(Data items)
☆ ☆ ☆ ☆

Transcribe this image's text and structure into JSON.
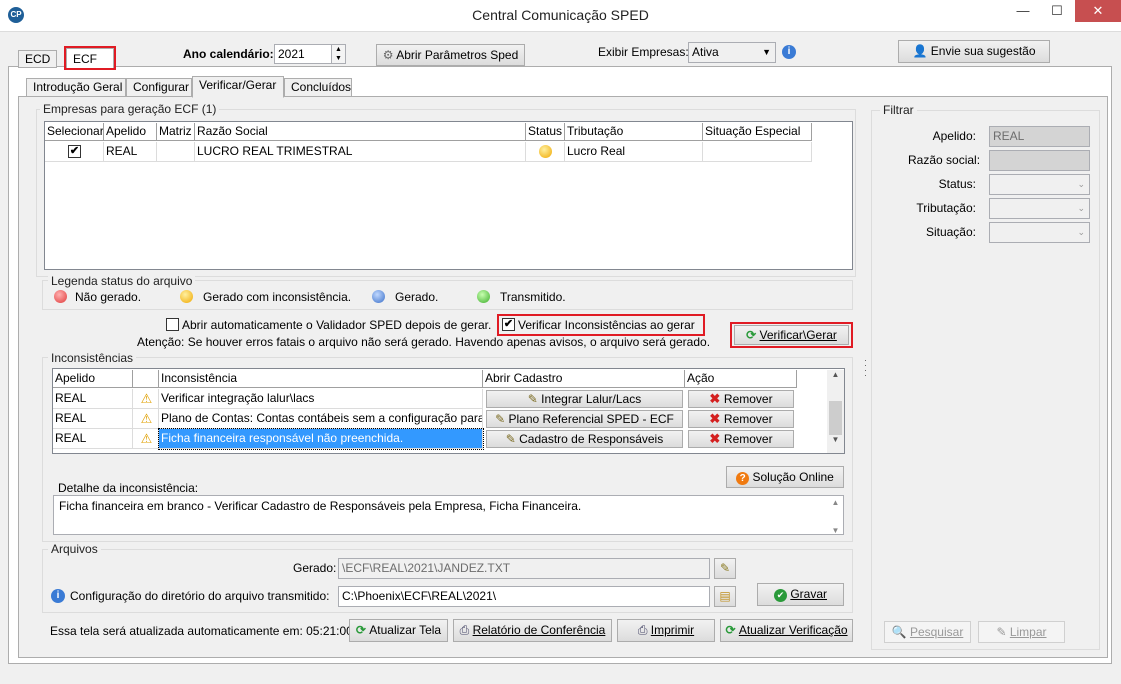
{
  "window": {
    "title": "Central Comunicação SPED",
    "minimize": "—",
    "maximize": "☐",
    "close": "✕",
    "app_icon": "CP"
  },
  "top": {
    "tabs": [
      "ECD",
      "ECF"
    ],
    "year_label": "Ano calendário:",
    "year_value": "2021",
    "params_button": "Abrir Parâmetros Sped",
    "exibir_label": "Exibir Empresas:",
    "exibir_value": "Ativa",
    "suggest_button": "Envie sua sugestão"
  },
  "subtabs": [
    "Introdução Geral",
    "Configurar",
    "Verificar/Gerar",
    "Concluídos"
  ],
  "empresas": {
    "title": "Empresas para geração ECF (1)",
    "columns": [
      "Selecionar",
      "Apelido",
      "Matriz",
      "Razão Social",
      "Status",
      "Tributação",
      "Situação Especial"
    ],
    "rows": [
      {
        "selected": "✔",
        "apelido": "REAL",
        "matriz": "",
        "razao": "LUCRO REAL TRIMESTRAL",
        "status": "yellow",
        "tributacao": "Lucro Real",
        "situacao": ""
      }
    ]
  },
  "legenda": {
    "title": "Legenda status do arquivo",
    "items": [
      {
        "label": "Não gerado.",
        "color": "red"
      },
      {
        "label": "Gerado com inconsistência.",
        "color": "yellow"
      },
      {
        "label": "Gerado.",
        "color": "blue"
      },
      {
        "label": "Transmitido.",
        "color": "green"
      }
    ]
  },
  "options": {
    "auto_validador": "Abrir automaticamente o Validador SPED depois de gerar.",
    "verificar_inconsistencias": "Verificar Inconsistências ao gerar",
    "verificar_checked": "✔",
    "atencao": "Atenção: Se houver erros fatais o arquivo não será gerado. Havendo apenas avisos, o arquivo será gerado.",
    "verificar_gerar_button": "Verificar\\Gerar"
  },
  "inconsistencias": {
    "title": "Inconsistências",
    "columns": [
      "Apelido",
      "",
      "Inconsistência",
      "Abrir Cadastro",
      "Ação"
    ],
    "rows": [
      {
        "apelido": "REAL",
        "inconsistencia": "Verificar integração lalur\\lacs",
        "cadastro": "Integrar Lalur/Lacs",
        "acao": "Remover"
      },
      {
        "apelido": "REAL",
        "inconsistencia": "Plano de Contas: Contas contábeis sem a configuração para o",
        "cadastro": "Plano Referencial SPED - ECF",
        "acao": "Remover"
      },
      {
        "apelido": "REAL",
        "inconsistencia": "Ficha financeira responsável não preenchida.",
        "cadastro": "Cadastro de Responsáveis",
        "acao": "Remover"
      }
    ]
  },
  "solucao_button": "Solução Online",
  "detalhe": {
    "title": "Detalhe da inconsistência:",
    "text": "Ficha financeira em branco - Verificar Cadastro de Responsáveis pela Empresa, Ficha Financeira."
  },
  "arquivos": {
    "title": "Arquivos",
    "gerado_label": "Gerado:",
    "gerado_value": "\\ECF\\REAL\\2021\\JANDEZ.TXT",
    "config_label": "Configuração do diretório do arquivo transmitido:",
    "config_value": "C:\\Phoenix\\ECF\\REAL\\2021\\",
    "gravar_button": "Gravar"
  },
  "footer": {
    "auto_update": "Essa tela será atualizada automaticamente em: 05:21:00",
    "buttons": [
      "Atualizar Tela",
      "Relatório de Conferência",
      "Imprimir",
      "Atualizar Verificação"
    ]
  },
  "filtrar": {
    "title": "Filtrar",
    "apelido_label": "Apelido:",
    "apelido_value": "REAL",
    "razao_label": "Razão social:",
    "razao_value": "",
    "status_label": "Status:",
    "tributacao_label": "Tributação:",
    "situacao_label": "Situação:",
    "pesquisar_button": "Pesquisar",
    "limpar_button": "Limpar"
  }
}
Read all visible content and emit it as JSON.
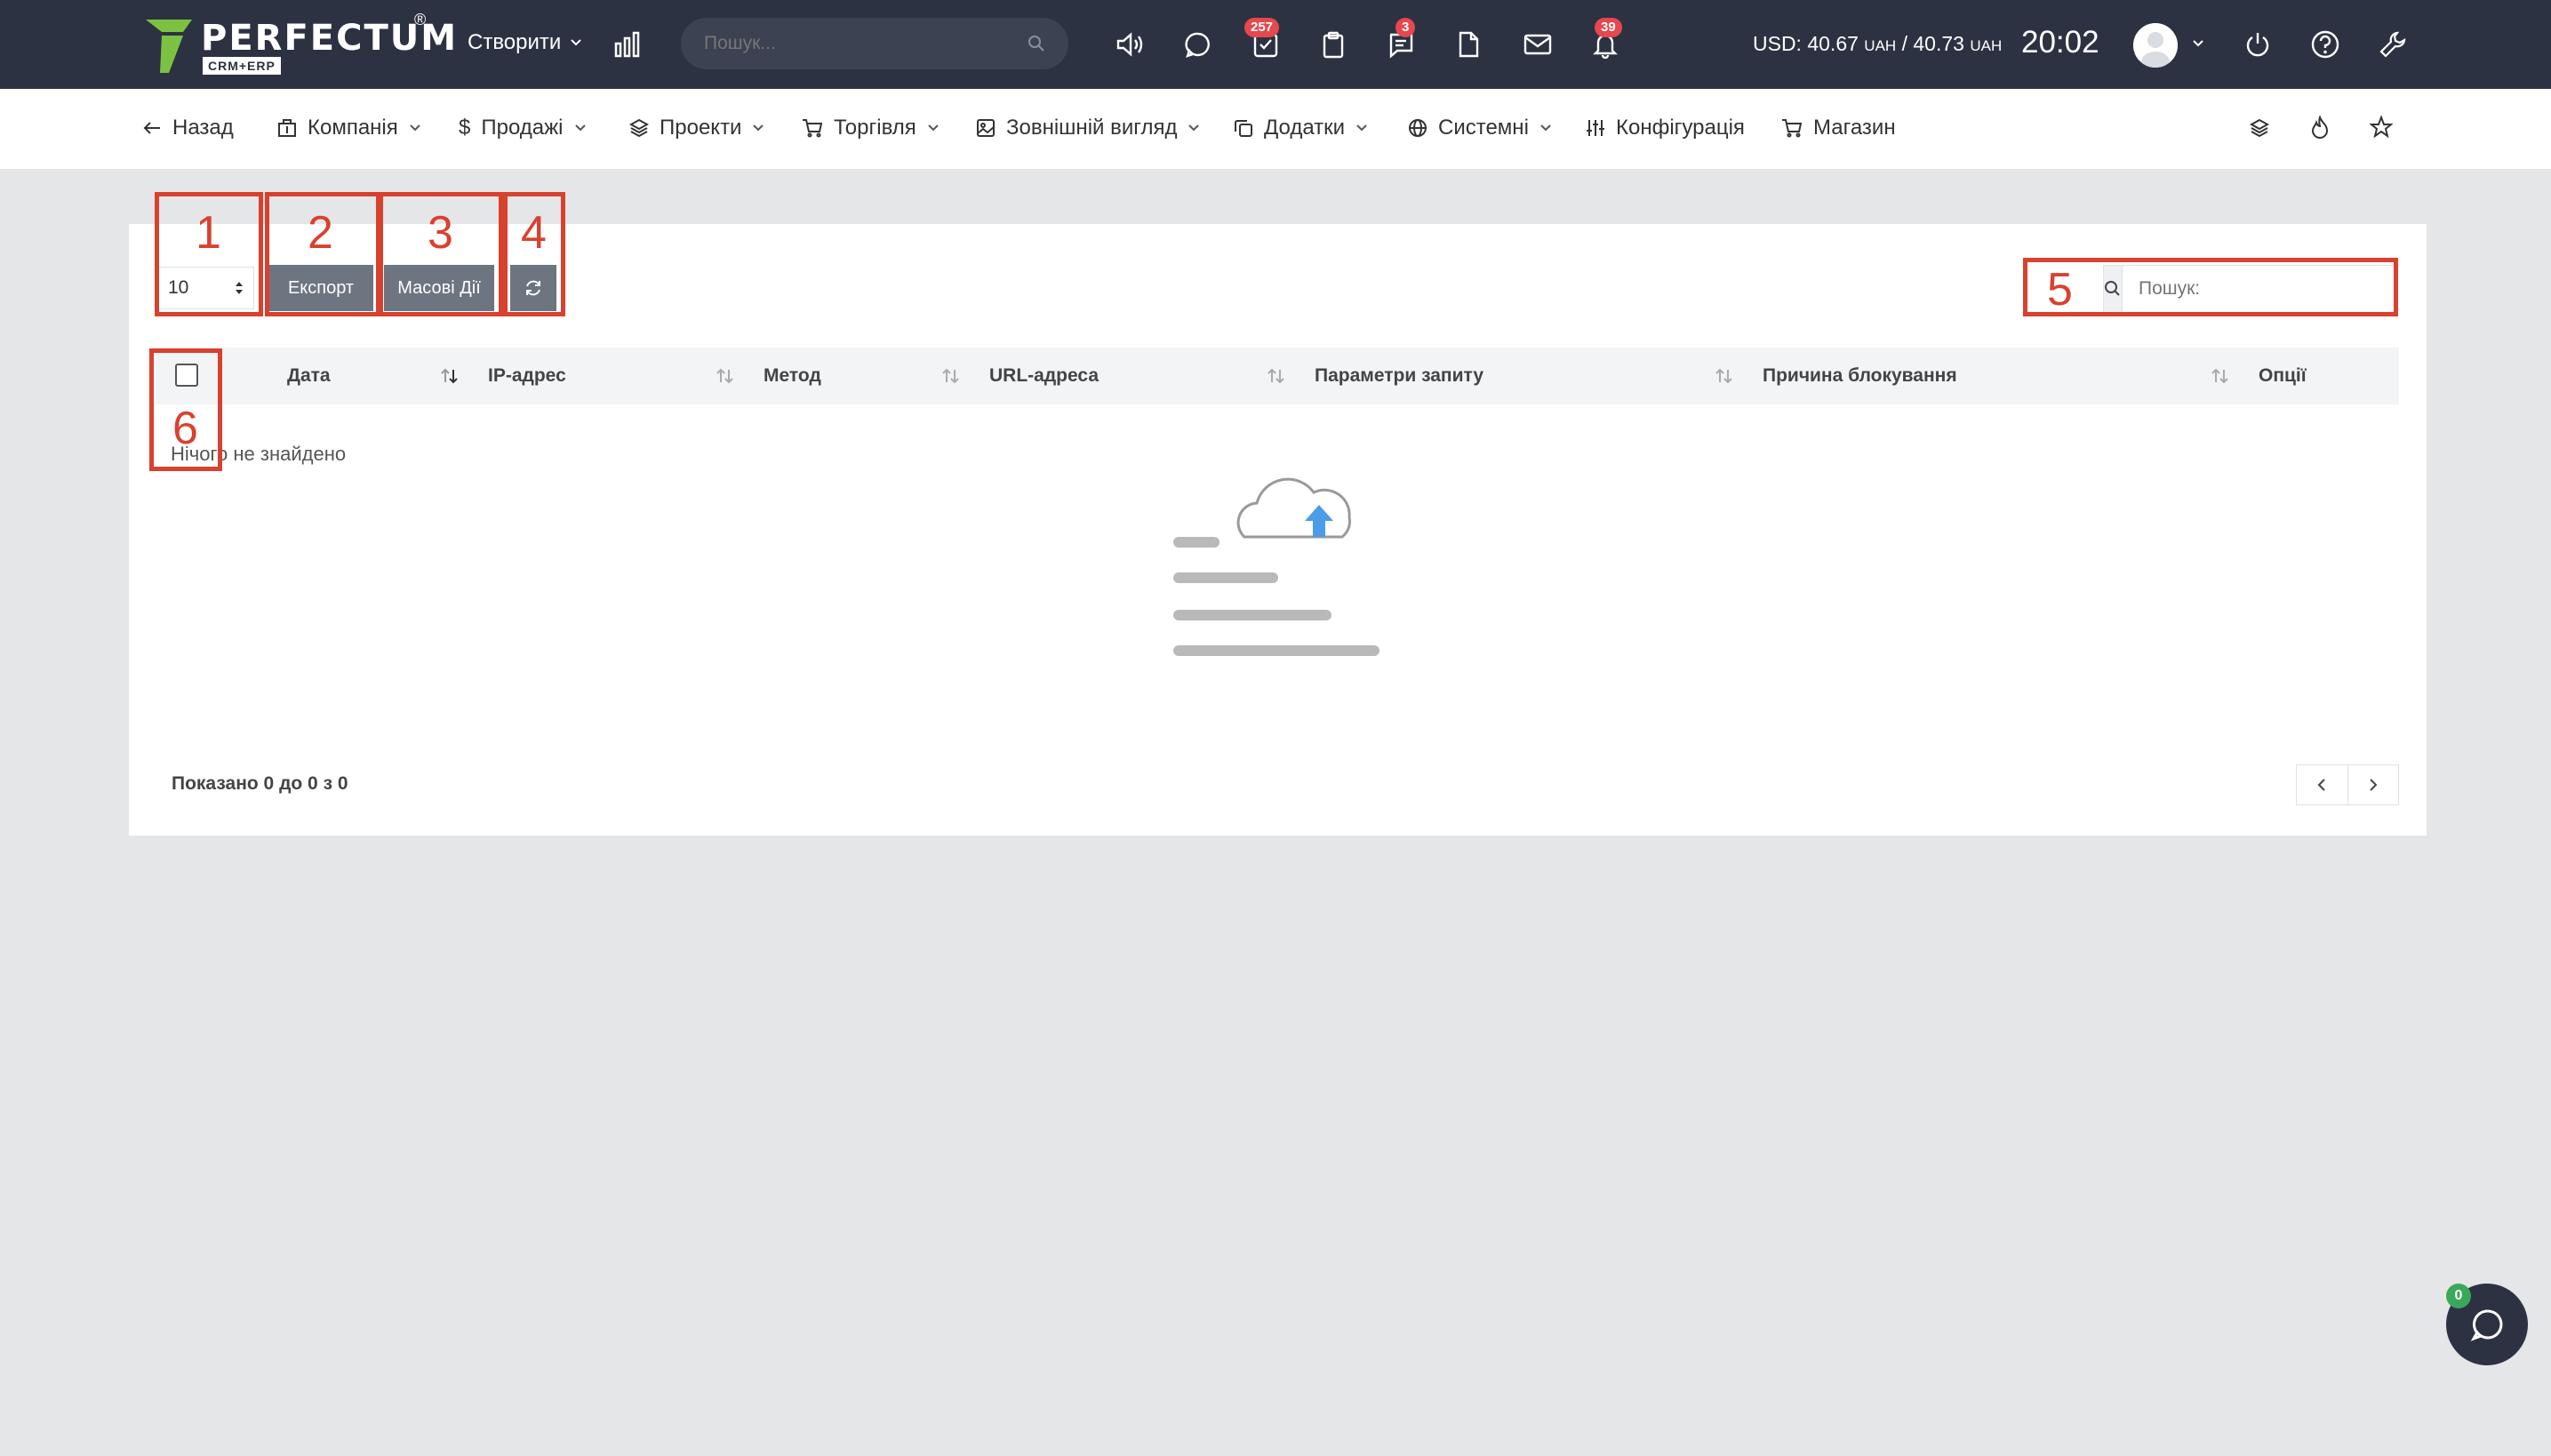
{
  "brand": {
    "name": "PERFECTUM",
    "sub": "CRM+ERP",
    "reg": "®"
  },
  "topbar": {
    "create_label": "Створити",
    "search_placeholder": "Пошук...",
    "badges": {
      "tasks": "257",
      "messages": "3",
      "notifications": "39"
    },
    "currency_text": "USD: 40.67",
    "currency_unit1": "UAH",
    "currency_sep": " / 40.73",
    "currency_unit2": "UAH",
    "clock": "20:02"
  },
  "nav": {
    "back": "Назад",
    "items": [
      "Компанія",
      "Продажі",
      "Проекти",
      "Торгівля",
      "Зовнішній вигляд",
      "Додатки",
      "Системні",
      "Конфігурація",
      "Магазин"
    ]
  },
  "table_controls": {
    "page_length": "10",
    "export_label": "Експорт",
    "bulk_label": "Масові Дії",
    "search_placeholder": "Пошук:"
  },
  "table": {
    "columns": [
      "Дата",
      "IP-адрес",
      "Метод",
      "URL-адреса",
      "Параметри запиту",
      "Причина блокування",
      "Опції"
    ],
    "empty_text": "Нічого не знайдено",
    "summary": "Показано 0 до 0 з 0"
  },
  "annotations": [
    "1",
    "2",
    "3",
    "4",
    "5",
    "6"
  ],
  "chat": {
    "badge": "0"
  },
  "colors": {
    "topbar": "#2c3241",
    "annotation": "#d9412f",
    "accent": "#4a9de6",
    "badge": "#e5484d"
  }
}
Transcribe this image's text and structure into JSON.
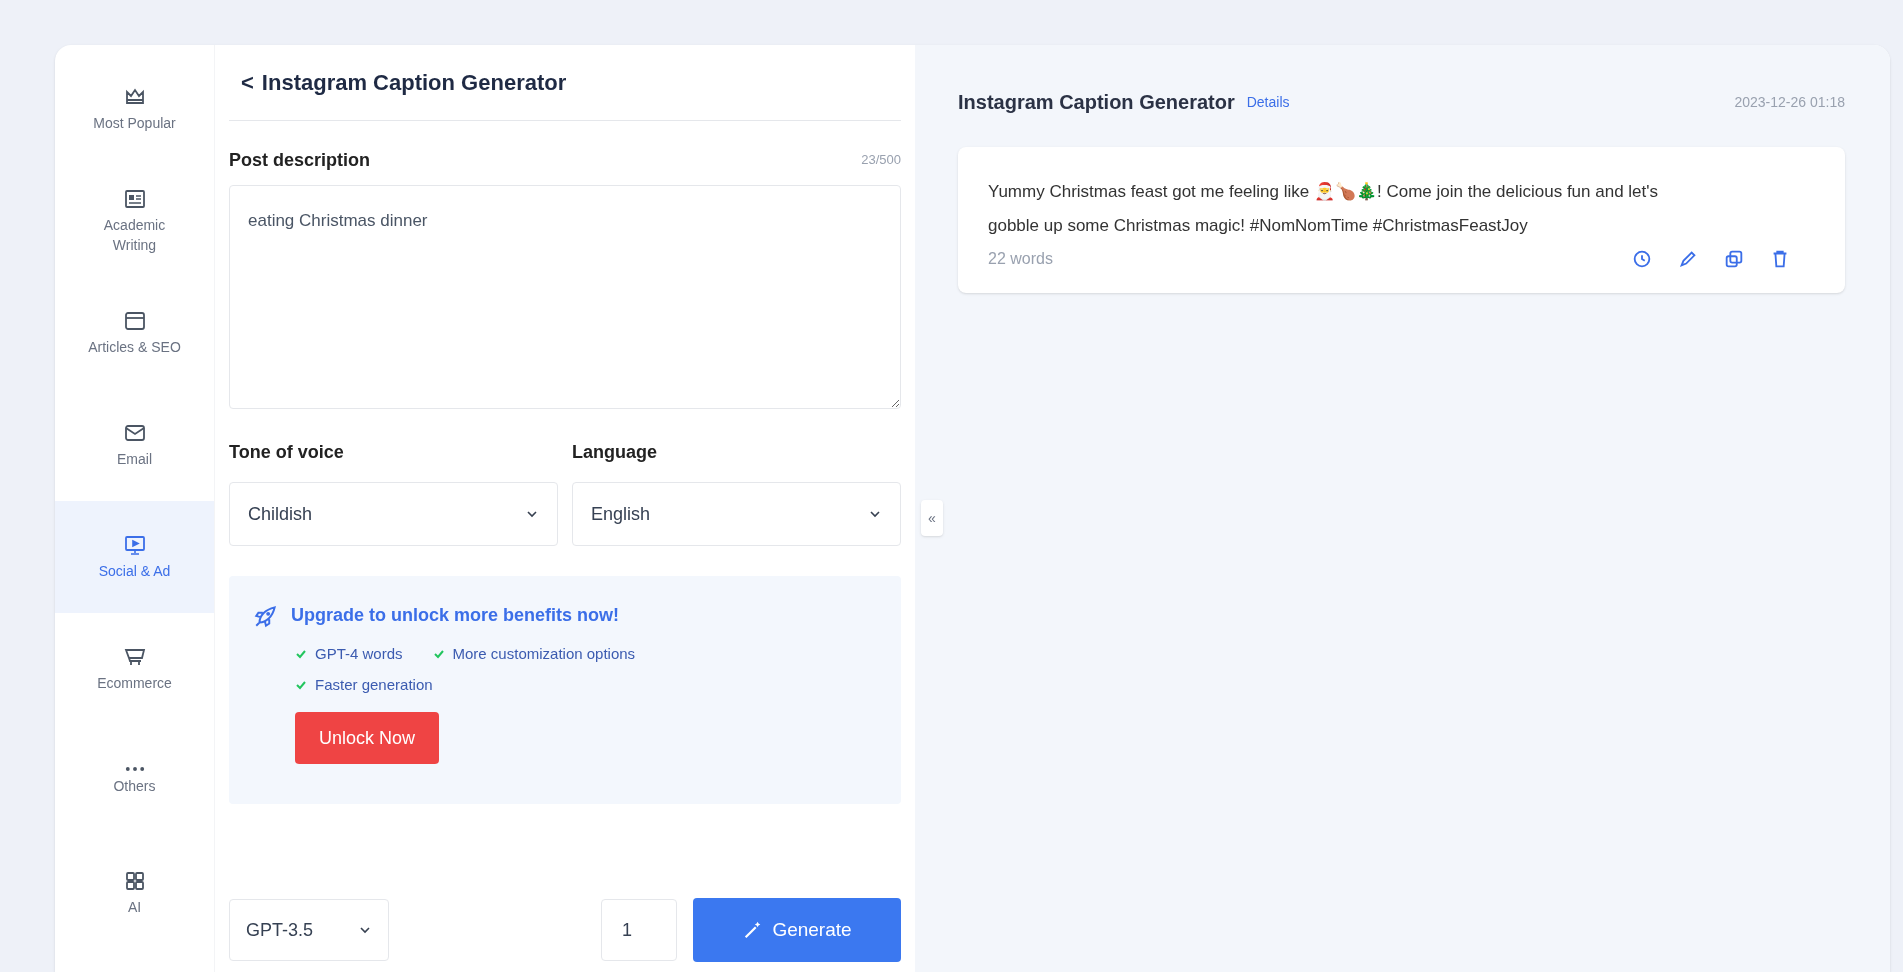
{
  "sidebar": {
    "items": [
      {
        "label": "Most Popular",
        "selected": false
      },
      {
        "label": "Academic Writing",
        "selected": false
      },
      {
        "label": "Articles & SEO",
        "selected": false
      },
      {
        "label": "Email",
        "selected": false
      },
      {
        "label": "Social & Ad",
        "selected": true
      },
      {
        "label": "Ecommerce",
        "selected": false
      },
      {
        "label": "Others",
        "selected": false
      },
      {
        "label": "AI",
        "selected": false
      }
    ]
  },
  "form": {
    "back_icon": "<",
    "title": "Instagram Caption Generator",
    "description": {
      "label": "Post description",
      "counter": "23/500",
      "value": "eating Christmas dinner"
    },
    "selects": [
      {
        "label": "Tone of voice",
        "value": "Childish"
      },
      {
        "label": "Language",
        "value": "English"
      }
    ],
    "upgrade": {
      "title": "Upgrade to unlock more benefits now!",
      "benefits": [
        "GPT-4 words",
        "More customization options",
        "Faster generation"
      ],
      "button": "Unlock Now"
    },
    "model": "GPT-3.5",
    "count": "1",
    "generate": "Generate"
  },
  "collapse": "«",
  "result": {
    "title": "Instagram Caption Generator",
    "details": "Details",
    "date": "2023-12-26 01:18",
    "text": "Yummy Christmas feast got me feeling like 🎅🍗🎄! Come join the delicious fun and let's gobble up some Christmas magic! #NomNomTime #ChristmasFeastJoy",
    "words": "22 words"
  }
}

☆ ☆ ☆ ☆

→ **Given exercise**
Return, from the data, each line that has the word "benefits" in it.

→ **Answer to this exercise**
      "title": "Upgrade to unlock more benefits now!",
      "benefits": [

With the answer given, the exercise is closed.